Source records:
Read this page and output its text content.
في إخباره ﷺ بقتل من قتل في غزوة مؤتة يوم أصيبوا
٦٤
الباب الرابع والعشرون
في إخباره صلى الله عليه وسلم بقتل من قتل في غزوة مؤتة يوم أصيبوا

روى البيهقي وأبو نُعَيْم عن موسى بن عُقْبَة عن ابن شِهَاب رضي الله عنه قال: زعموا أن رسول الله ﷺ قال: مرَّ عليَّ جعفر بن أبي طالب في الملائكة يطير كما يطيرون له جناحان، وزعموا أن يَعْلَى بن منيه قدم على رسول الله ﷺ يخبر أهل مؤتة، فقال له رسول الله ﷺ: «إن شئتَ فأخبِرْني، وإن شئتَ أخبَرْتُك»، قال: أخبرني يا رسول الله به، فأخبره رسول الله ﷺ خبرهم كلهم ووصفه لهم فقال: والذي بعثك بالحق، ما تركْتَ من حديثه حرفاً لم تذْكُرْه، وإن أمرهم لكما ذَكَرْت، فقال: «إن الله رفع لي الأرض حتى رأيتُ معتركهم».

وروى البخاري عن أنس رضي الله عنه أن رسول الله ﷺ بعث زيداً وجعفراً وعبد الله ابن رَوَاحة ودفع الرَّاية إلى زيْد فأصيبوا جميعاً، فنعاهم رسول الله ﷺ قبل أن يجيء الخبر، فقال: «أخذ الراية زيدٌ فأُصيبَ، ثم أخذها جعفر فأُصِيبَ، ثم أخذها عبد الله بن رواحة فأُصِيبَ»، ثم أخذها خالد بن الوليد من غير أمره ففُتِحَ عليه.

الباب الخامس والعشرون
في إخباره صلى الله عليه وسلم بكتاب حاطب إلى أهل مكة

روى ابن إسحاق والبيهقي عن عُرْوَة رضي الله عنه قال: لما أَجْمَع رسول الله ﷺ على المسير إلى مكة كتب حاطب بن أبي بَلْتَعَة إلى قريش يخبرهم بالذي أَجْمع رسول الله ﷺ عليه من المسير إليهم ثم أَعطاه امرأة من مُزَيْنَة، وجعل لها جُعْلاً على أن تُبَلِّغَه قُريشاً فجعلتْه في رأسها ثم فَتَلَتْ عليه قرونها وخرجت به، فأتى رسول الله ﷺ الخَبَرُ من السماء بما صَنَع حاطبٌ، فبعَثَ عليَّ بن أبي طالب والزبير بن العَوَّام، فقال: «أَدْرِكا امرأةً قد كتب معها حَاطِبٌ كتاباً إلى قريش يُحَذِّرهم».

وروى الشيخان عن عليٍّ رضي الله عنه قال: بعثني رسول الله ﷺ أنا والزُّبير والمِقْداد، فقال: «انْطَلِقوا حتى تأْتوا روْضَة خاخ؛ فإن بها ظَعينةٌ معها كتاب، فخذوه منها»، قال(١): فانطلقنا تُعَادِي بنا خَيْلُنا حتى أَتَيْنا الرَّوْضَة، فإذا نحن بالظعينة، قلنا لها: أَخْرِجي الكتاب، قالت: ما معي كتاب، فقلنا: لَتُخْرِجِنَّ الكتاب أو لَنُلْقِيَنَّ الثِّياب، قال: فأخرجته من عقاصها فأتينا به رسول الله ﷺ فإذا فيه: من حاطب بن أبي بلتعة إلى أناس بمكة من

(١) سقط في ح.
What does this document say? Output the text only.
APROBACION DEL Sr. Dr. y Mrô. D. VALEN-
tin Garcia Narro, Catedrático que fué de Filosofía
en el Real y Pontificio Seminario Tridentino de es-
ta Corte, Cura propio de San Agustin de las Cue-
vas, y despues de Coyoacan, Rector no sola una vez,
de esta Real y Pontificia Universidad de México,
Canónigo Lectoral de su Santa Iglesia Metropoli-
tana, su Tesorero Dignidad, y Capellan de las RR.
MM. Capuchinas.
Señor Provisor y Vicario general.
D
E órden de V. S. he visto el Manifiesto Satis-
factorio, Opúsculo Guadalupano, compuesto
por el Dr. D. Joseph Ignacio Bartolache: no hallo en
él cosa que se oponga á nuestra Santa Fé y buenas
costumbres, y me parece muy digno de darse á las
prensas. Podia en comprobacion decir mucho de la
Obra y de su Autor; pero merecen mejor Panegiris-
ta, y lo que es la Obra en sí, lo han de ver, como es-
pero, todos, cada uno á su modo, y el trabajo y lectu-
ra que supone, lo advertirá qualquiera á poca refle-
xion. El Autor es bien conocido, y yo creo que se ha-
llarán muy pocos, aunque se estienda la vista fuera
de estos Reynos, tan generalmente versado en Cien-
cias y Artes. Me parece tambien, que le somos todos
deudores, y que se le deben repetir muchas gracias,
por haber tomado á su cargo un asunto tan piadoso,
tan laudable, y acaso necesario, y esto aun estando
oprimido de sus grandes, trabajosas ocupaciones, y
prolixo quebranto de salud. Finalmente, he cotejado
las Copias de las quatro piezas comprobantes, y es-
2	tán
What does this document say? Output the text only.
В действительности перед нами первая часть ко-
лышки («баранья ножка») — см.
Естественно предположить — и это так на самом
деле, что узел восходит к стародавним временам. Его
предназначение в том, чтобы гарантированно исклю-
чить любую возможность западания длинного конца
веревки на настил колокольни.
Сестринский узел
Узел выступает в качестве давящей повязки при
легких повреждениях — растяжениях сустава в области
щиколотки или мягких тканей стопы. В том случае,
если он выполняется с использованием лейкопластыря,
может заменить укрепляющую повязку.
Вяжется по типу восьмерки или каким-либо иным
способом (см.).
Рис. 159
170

Objective: Write out the full listing, keeping every line exactly as it is.

Solution to the exercise:
Read this page and output its text content.
في إخباره ﷺ بقتل من قتل في غزوة مؤتة يوم أصيبوا
٦٤
الباب الرابع والعشرون
في إخباره صلى الله عليه وسلم بقتل من قتل في غزوة مؤتة يوم أصيبوا

روى البيهقي وأبو نُعَيْم عن موسى بن عُقْبَة عن ابن شِهَاب رضي الله عنه قال: زعموا أن رسول الله ﷺ قال: مرَّ عليَّ جعفر بن أبي طالب في الملائكة يطير كما يطيرون له جناحان، وزعموا أن يَعْلَى بن منيه قدم على رسول الله ﷺ يخبر أهل مؤتة، فقال له رسول الله ﷺ: «إن شئتَ فأخبِرْني، وإن شئتَ أخبَرْتُك»، قال: أخبرني يا رسول الله به، فأخبره رسول الله ﷺ خبرهم كلهم ووصفه لهم فقال: والذي بعثك بالحق، ما تركْتَ من حديثه حرفاً لم تذْكُرْه، وإن أمرهم لكما ذَكَرْت، فقال: «إن الله رفع لي الأرض حتى رأيتُ معتركهم».

وروى البخاري عن أنس رضي الله عنه أن رسول الله ﷺ بعث زيداً وجعفراً وعبد الله ابن رَوَاحة ودفع الرَّاية إلى زيْد فأصيبوا جميعاً، فنعاهم رسول الله ﷺ قبل أن يجيء الخبر، فقال: «أخذ الراية زيدٌ فأُصيبَ، ثم أخذها جعفر فأُصِيبَ، ثم أخذها عبد الله بن رواحة فأُصِيبَ»، ثم أخذها خالد بن الوليد من غير أمره ففُتِحَ عليه.

الباب الخامس والعشرون
في إخباره صلى الله عليه وسلم بكتاب حاطب إلى أهل مكة

روى ابن إسحاق والبيهقي عن عُرْوَة رضي الله عنه قال: لما أَجْمَع رسول الله ﷺ على المسير إلى مكة كتب حاطب بن أبي بَلْتَعَة إلى قريش يخبرهم بالذي أَجْمع رسول الله ﷺ عليه من المسير إليهم ثم أَعطاه امرأة من مُزَيْنَة، وجعل لها جُعْلاً على أن تُبَلِّغَه قُريشاً فجعلتْه في رأسها ثم فَتَلَتْ عليه قرونها وخرجت به، فأتى رسول الله ﷺ الخَبَرُ من السماء بما صَنَع حاطبٌ، فبعَثَ عليَّ بن أبي طالب والزبير بن العَوَّام، فقال: «أَدْرِكا امرأةً قد كتب معها حَاطِبٌ كتاباً إلى قريش يُحَذِّرهم».

وروى الشيخان عن عليٍّ رضي الله عنه قال: بعثني رسول الله ﷺ أنا والزُّبير والمِقْداد، فقال: «انْطَلِقوا حتى تأْتوا روْضَة خاخ؛ فإن بها ظَعينةٌ معها كتاب، فخذوه منها»، قال(١): فانطلقنا تُعَادِي بنا خَيْلُنا حتى أَتَيْنا الرَّوْضَة، فإذا نحن بالظعينة، قلنا لها: أَخْرِجي الكتاب، قالت: ما معي كتاب، فقلنا: لَتُخْرِجِنَّ الكتاب أو لَنُلْقِيَنَّ الثِّياب، قال: فأخرجته من عقاصها فأتينا به رسول الله ﷺ فإذا فيه: من حاطب بن أبي بلتعة إلى أناس بمكة من

(١) سقط في ح.
What does this document say? Output the text only.
APROBACION DEL Sr. Dr. y Mrô. D. VALEN-
tin Garcia Narro, Catedrático que fué de Filosofía
en el Real y Pontificio Seminario Tridentino de es-
ta Corte, Cura propio de San Agustin de las Cue-
vas, y despues de Coyoacan, Rector no sola una vez,
de esta Real y Pontificia Universidad de México,
Canónigo Lectoral de su Santa Iglesia Metropoli-
tana, su Tesorero Dignidad, y Capellan de las RR.
MM. Capuchinas.
Señor Provisor y Vicario general.
D
E órden de V. S. he visto el Manifiesto Satis-
factorio, Opúsculo Guadalupano, compuesto
por el Dr. D. Joseph Ignacio Bartolache: no hallo en
él cosa que se oponga á nuestra Santa Fé y buenas
costumbres, y me parece muy digno de darse á las
prensas. Podia en comprobacion decir mucho de la
Obra y de su Autor; pero merecen mejor Panegiris-
ta, y lo que es la Obra en sí, lo han de ver, como es-
pero, todos, cada uno á su modo, y el trabajo y lectu-
ra que supone, lo advertirá qualquiera á poca refle-
xion. El Autor es bien conocido, y yo creo que se ha-
llarán muy pocos, aunque se estienda la vista fuera
de estos Reynos, tan generalmente versado en Cien-
cias y Artes. Me parece tambien, que le somos todos
deudores, y que se le deben repetir muchas gracias,
por haber tomado á su cargo un asunto tan piadoso,
tan laudable, y acaso necesario, y esto aun estando
oprimido de sus grandes, trabajosas ocupaciones, y
prolixo quebranto de salud. Finalmente, he cotejado
las Copias de las quatro piezas comprobantes, y es-
2	tán
What does this document say? Output the text only.
В действительности перед нами первая часть ко-
лышки («баранья ножка») — см.
Естественно предположить — и это так на самом
деле, что узел восходит к стародавним временам. Его
предназначение в том, чтобы гарантированно исклю-
чить любую возможность западания длинного конца
веревки на настил колокольни.
Сестринский узел
Узел выступает в качестве давящей повязки при
легких повреждениях — растяжениях сустава в области
щиколотки или мягких тканей стопы. В том случае,
если он выполняется с использованием лейкопластыря,
может заменить укрепляющую повязку.
Вяжется по типу восьмерки или каким-либо иным
способом (см.).
Рис. 159
170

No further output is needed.